§ **EXERCISE MATERIAL**
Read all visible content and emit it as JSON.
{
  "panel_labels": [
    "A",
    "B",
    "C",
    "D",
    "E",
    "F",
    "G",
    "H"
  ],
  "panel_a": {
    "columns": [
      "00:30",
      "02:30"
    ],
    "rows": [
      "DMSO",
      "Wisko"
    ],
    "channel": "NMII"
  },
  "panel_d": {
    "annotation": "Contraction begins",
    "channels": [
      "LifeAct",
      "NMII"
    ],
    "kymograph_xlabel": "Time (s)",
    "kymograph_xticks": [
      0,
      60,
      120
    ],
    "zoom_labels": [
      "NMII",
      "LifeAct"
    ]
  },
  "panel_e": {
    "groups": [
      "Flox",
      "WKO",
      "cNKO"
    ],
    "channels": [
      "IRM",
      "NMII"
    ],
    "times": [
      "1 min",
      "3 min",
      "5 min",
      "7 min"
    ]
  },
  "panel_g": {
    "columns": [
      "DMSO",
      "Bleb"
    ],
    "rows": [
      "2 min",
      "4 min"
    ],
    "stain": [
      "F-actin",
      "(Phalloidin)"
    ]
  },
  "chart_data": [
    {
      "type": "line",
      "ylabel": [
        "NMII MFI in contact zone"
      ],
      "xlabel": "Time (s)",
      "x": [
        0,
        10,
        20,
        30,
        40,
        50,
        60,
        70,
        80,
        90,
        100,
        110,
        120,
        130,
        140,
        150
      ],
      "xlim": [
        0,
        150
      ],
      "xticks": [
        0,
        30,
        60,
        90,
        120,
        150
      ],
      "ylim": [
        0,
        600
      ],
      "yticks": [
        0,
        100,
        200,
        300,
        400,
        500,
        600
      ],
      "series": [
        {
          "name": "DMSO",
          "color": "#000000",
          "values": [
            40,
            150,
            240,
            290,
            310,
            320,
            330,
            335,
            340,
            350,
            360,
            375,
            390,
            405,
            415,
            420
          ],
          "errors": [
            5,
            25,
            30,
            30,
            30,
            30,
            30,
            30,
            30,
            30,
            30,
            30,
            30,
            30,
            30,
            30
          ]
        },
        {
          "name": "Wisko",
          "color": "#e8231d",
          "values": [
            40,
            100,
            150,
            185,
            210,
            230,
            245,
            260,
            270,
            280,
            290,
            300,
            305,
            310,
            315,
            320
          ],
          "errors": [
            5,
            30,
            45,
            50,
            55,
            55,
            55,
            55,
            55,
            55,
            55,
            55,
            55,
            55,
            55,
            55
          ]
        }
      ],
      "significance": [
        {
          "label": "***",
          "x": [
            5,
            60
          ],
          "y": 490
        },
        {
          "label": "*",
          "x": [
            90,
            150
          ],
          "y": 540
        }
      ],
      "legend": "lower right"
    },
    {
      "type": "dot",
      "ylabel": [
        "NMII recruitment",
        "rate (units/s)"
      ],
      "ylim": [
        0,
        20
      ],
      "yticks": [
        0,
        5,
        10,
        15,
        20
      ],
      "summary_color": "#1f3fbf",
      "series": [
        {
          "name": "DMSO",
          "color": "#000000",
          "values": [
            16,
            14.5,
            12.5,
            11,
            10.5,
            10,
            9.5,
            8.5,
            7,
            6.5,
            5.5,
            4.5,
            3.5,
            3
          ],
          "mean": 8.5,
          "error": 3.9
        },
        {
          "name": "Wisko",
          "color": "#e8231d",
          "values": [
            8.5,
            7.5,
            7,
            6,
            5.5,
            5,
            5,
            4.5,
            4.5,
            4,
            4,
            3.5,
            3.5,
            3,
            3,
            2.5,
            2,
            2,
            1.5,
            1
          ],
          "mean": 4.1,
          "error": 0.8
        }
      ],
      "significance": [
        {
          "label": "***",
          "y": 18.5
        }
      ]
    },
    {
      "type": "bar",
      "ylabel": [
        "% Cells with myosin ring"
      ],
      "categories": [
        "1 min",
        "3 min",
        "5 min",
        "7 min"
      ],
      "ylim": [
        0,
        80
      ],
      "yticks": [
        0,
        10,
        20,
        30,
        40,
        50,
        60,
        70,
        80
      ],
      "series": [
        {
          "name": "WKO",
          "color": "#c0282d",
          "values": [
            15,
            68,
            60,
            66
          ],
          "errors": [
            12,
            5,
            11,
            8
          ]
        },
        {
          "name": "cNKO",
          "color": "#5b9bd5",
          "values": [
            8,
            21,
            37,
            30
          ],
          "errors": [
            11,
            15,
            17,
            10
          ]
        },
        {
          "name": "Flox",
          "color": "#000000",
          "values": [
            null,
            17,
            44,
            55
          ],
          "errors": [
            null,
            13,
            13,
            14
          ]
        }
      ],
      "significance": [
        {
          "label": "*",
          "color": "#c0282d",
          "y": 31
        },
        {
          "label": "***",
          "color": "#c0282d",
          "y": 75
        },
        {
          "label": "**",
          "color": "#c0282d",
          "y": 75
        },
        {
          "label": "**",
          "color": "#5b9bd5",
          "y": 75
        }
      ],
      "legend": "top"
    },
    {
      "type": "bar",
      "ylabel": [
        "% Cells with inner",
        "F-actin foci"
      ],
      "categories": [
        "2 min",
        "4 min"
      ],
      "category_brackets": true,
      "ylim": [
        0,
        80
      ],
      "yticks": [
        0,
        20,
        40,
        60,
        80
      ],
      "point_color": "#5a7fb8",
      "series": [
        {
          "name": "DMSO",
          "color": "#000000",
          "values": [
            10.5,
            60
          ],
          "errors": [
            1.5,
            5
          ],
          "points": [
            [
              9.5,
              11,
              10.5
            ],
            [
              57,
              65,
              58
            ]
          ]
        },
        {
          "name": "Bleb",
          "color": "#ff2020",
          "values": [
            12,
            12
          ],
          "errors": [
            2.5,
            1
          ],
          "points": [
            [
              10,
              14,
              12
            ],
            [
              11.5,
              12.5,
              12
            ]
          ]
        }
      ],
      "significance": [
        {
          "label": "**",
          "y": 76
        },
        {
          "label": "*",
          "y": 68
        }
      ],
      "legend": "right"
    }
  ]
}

§ **EXERCISE BRIEF**
Wherever a line in the data above holds "with", copy that line.

§ **RESULT FOR THIS EXERCISE**
        "% Cells with myosin ring"
        "% Cells with inner",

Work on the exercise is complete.